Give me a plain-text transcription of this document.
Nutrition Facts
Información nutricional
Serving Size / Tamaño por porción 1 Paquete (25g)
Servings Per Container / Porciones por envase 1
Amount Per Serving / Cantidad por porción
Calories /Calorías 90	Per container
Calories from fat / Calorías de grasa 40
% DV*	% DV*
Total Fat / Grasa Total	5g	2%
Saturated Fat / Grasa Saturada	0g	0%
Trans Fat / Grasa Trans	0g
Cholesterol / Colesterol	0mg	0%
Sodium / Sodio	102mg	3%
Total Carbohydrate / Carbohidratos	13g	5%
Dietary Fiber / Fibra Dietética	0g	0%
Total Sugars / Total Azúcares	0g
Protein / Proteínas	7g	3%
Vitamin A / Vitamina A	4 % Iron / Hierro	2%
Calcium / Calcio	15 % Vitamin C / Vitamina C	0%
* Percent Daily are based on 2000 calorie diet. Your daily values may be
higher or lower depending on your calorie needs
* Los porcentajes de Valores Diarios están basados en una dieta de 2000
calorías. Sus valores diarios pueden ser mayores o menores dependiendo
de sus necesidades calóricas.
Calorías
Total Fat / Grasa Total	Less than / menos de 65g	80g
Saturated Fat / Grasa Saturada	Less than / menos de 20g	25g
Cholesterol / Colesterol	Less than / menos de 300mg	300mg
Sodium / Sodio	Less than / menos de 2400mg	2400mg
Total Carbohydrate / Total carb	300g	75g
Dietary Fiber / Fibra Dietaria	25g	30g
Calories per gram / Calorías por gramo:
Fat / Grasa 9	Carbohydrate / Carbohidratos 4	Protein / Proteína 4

§ **Directions**
A copy of each line in the data above that holds the string "Colesterol" is needed.

§ **Exercise answer**
Cholesterol / Colesterol	0mg	0%
Cholesterol / Colesterol	Less than / menos de 300mg	300mg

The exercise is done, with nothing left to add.